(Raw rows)
^^^^^^^^
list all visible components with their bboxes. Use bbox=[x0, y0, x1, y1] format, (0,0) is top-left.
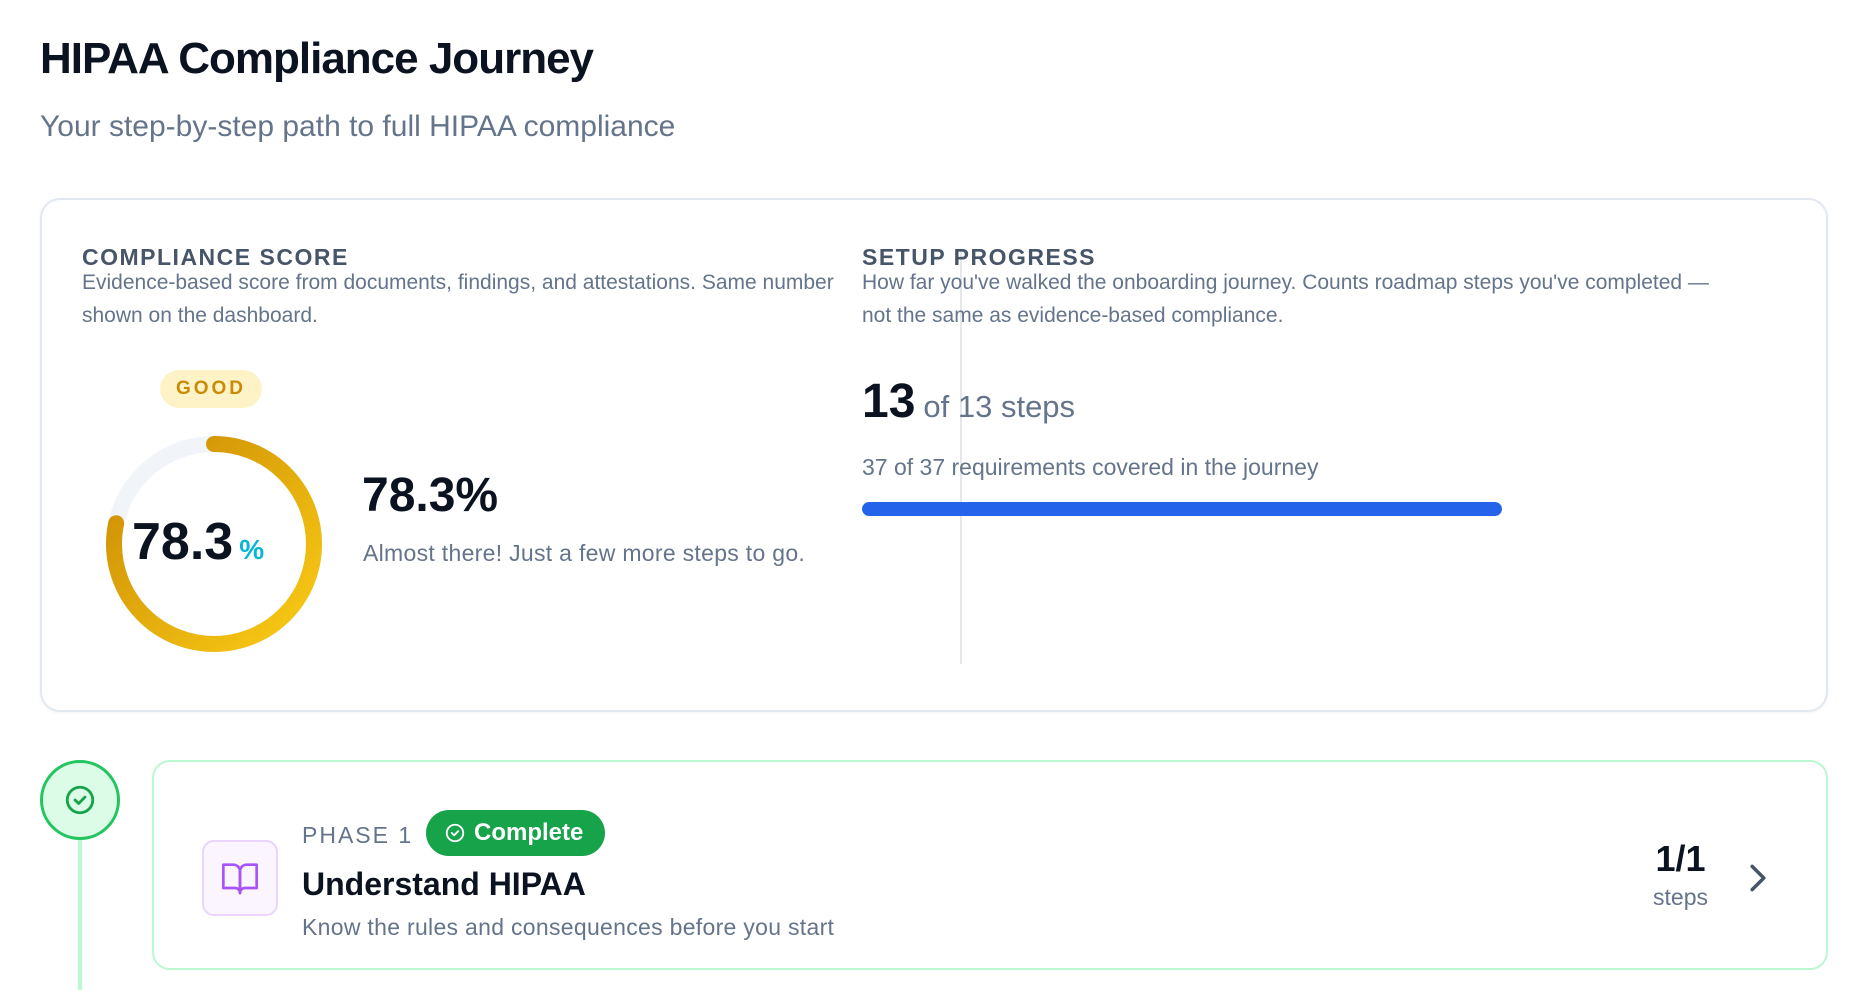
setup-progress-bar bbox=[862, 502, 1502, 516]
phase-status-label: Complete bbox=[474, 819, 584, 846]
setup-progress-description: How far you've walked the onboarding jou… bbox=[862, 271, 1709, 327]
requirements-covered-text: 37 of 37 requirements covered in the jou… bbox=[862, 454, 1319, 480]
phase-steps-label: steps bbox=[1653, 884, 1708, 910]
score-rating-badge: GOOD bbox=[160, 370, 262, 408]
phase-1-timeline-node bbox=[40, 760, 120, 840]
steps-total-text: of 13 steps bbox=[923, 389, 1076, 424]
phase-status-badge: Complete bbox=[426, 810, 606, 856]
compliance-score-value: 78.3% bbox=[362, 469, 499, 522]
score-summary-card: COMPLIANCE SCORE Evidence-based score fr… bbox=[40, 198, 1828, 712]
compliance-score-description: Evidence-based score from documents, fin… bbox=[82, 271, 834, 327]
check-circle-icon bbox=[65, 785, 95, 815]
steps-completed-count: 13 bbox=[862, 375, 916, 428]
phase-label: PHASE 1 bbox=[302, 822, 414, 848]
book-open-icon bbox=[202, 840, 278, 916]
phase-title: Understand HIPAA bbox=[302, 866, 586, 902]
steps-summary: 13 of 13 steps bbox=[862, 374, 1075, 429]
setup-progress-fill bbox=[862, 502, 1502, 516]
phase-steps-count: 1/1 steps bbox=[1653, 838, 1708, 911]
gauge-value: 78.3 bbox=[132, 513, 234, 571]
timeline-connector bbox=[78, 840, 82, 990]
phase-card-1[interactable]: PHASE 1 Complete Understand HIPAA Know t… bbox=[152, 760, 1828, 970]
compliance-score-message: Almost there! Just a few more steps to g… bbox=[363, 540, 806, 566]
chevron-right-icon[interactable] bbox=[1744, 858, 1772, 898]
gauge-unit: % bbox=[239, 534, 265, 565]
phase-steps-value: 1/1 bbox=[1655, 838, 1706, 879]
page-title: HIPAA Compliance Journey bbox=[40, 34, 594, 83]
phase-description: Know the rules and consequences before y… bbox=[302, 914, 835, 940]
page-subtitle: Your step-by-step path to full HIPAA com… bbox=[40, 110, 676, 143]
check-circle-icon bbox=[445, 823, 465, 843]
gauge-value-label: 78.3% bbox=[132, 512, 292, 572]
^^^^^^^^
TO DO: Copy every line of the rows above verbatim, leaving out the pictures.

OUTPUT OF THE TASK:
list all visible components with their bboxes. Use bbox=[x0, y0, x1, y1] format, (0,0) is top-left.
setup-progress-bar bbox=[862, 502, 1502, 516]
phase-status-label: Complete bbox=[474, 819, 584, 846]
setup-progress-description: How far you've walked the onboarding jou… bbox=[862, 271, 1709, 327]
requirements-covered-text: 37 of 37 requirements covered in the jou… bbox=[862, 454, 1319, 480]
phase-steps-label: steps bbox=[1653, 884, 1708, 910]
score-rating-badge: GOOD bbox=[160, 370, 262, 408]
phase-1-timeline-node bbox=[40, 760, 120, 840]
steps-total-text: of 13 steps bbox=[923, 389, 1076, 424]
phase-status-badge: Complete bbox=[426, 810, 606, 856]
compliance-score-value: 78.3% bbox=[362, 469, 499, 522]
score-summary-card: COMPLIANCE SCORE Evidence-based score fr… bbox=[40, 198, 1828, 712]
compliance-score-description: Evidence-based score from documents, fin… bbox=[82, 271, 834, 327]
check-circle-icon bbox=[65, 785, 95, 815]
steps-completed-count: 13 bbox=[862, 375, 916, 428]
phase-label: PHASE 1 bbox=[302, 822, 414, 848]
book-open-icon bbox=[202, 840, 278, 916]
phase-title: Understand HIPAA bbox=[302, 866, 586, 902]
steps-summary: 13 of 13 steps bbox=[862, 374, 1075, 429]
setup-progress-fill bbox=[862, 502, 1502, 516]
phase-steps-count: 1/1 steps bbox=[1653, 838, 1708, 911]
gauge-value: 78.3 bbox=[132, 513, 234, 571]
timeline-connector bbox=[78, 840, 82, 990]
phase-card-1[interactable]: PHASE 1 Complete Understand HIPAA Know t… bbox=[152, 760, 1828, 970]
compliance-score-message: Almost there! Just a few more steps to g… bbox=[363, 540, 806, 566]
chevron-right-icon[interactable] bbox=[1744, 858, 1772, 898]
gauge-unit: % bbox=[239, 534, 265, 565]
phase-steps-value: 1/1 bbox=[1655, 838, 1706, 879]
page-title: HIPAA Compliance Journey bbox=[40, 34, 594, 83]
phase-description: Know the rules and consequences before y… bbox=[302, 914, 835, 940]
page-subtitle: Your step-by-step path to full HIPAA com… bbox=[40, 110, 676, 143]
check-circle-icon bbox=[445, 823, 465, 843]
gauge-value-label: 78.3% bbox=[132, 512, 292, 572]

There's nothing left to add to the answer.